[Records from a collection]
════
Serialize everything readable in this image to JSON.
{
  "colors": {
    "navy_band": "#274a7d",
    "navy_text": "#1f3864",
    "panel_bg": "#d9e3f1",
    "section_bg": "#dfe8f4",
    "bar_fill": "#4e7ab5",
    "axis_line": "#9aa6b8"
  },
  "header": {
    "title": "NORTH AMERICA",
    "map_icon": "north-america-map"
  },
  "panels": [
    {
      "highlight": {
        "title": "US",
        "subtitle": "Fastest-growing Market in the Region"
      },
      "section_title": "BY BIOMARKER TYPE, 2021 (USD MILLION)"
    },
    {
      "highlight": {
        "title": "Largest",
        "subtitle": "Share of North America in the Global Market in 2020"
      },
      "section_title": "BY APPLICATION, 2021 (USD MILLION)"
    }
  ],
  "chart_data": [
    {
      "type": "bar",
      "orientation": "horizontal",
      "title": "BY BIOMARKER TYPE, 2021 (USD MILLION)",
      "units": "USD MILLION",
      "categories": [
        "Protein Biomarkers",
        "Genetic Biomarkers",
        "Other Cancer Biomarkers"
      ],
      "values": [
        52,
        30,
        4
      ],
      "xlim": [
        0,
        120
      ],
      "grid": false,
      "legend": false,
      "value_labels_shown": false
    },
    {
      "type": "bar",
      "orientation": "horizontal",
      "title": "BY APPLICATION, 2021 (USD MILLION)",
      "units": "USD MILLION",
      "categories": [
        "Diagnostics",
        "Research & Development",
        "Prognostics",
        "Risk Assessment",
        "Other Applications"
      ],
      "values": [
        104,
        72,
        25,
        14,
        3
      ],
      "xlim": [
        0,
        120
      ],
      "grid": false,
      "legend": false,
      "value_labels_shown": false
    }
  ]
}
════
— PROBLEM TO SOLVE —
Down to the last line, repeat the data exactly.

— RESULT FOR THIS TASK —
Serialize everything readable in this image to JSON.
{
  "colors": {
    "navy_band": "#274a7d",
    "navy_text": "#1f3864",
    "panel_bg": "#d9e3f1",
    "section_bg": "#dfe8f4",
    "bar_fill": "#4e7ab5",
    "axis_line": "#9aa6b8"
  },
  "header": {
    "title": "NORTH AMERICA",
    "map_icon": "north-america-map"
  },
  "panels": [
    {
      "highlight": {
        "title": "US",
        "subtitle": "Fastest-growing Market in the Region"
      },
      "section_title": "BY BIOMARKER TYPE, 2021 (USD MILLION)"
    },
    {
      "highlight": {
        "title": "Largest",
        "subtitle": "Share of North America in the Global Market in 2020"
      },
      "section_title": "BY APPLICATION, 2021 (USD MILLION)"
    }
  ],
  "chart_data": [
    {
      "type": "bar",
      "orientation": "horizontal",
      "title": "BY BIOMARKER TYPE, 2021 (USD MILLION)",
      "units": "USD MILLION",
      "categories": [
        "Protein Biomarkers",
        "Genetic Biomarkers",
        "Other Cancer Biomarkers"
      ],
      "values": [
        52,
        30,
        4
      ],
      "xlim": [
        0,
        120
      ],
      "grid": false,
      "legend": false,
      "value_labels_shown": false
    },
    {
      "type": "bar",
      "orientation": "horizontal",
      "title": "BY APPLICATION, 2021 (USD MILLION)",
      "units": "USD MILLION",
      "categories": [
        "Diagnostics",
        "Research & Development",
        "Prognostics",
        "Risk Assessment",
        "Other Applications"
      ],
      "values": [
        104,
        72,
        25,
        14,
        3
      ],
      "xlim": [
        0,
        120
      ],
      "grid": false,
      "legend": false,
      "value_labels_shown": false
    }
  ]
}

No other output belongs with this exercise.